▶ _AIM OF THE EXERCISE_
State the number of lines that hold the string "relatif", with nothing added.

▶ _DATA FOR THIS EXERCISE_
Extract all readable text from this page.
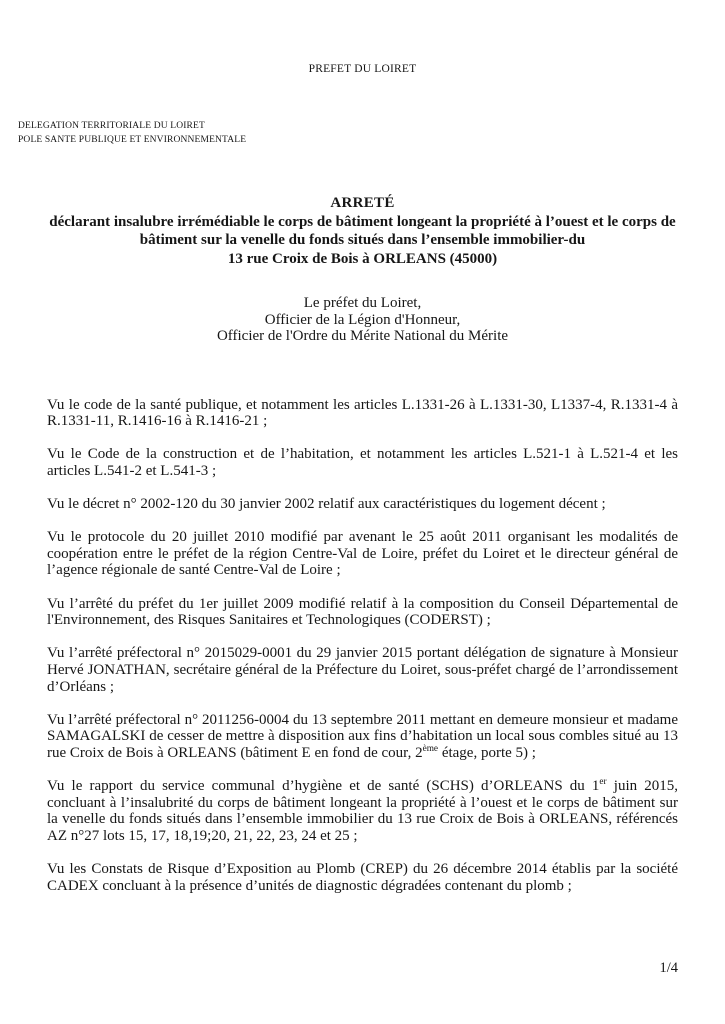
PREFET DU LOIRET
DELEGATION TERRITORIALE DU LOIRET
POLE SANTE PUBLIQUE ET ENVIRONNEMENTALE
ARRETÉ
déclarant insalubre irrémédiable le corps de bâtiment longeant la propriété à l’ouest et le corps de
bâtiment sur la venelle du fonds situés dans l’ensemble immobilier-du
13 rue Croix de Bois à ORLEANS (45000)
Le préfet du Loiret,
Officier de la Légion d'Honneur,
Officier de l'Ordre du Mérite National du Mérite

Vu le code de la santé publique, et notamment les articles L.1331-26 à L.1331-30, L1337-4, R.1331-4 à R.1331-11, R.1416-16 à R.1416-21 ;

Vu le Code de la construction et de l’habitation, et notamment les articles L.521-1 à L.521-4 et les articles L.541-2 et L.541-3 ;

Vu le décret n° 2002-120 du 30 janvier 2002 relatif aux caractéristiques du logement décent ;

Vu le protocole du 20 juillet 2010 modifié par avenant le 25 août 2011 organisant les modalités de coopération entre le préfet de la région Centre-Val de Loire, préfet du Loiret et le directeur général de l’agence régionale de santé Centre-Val de Loire ;

Vu l’arrêté du préfet du 1er juillet 2009 modifié relatif à la composition du Conseil Départemental de l'Environnement, des Risques Sanitaires et Technologiques (CODERST) ;

Vu l’arrêté préfectoral n° 2015029-0001 du 29 janvier 2015 portant délégation de signature à Monsieur Hervé JONATHAN, secrétaire général de la Préfecture du Loiret, sous-préfet chargé de l’arrondissement d’Orléans ;

Vu l’arrêté préfectoral n° 2011256-0004 du 13 septembre 2011 mettant en demeure monsieur et madame SAMAGALSKI de cesser de mettre à disposition aux fins d’habitation un local sous combles situé au 13 rue Croix de Bois à ORLEANS (bâtiment E en fond de cour, 2ème étage, porte 5) ;

Vu le rapport du service communal d’hygiène et de santé (SCHS) d’ORLEANS du 1er juin 2015, concluant à l’insalubrité du corps de bâtiment longeant la propriété à l’ouest et le corps de bâtiment sur la venelle du fonds situés dans l’ensemble immobilier du 13 rue Croix de Bois à ORLEANS, référencés AZ n°27 lots 15, 17, 18,19;20, 21, 22, 23, 24 et 25 ;

Vu les Constats de Risque d’Exposition au Plomb (CREP) du 26 décembre 2014 établis par la société CADEX concluant à la présence d’unités de diagnostic dégradées contenant du plomb ;

1/4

▶ _REPLY TO THE EXERCISE_
2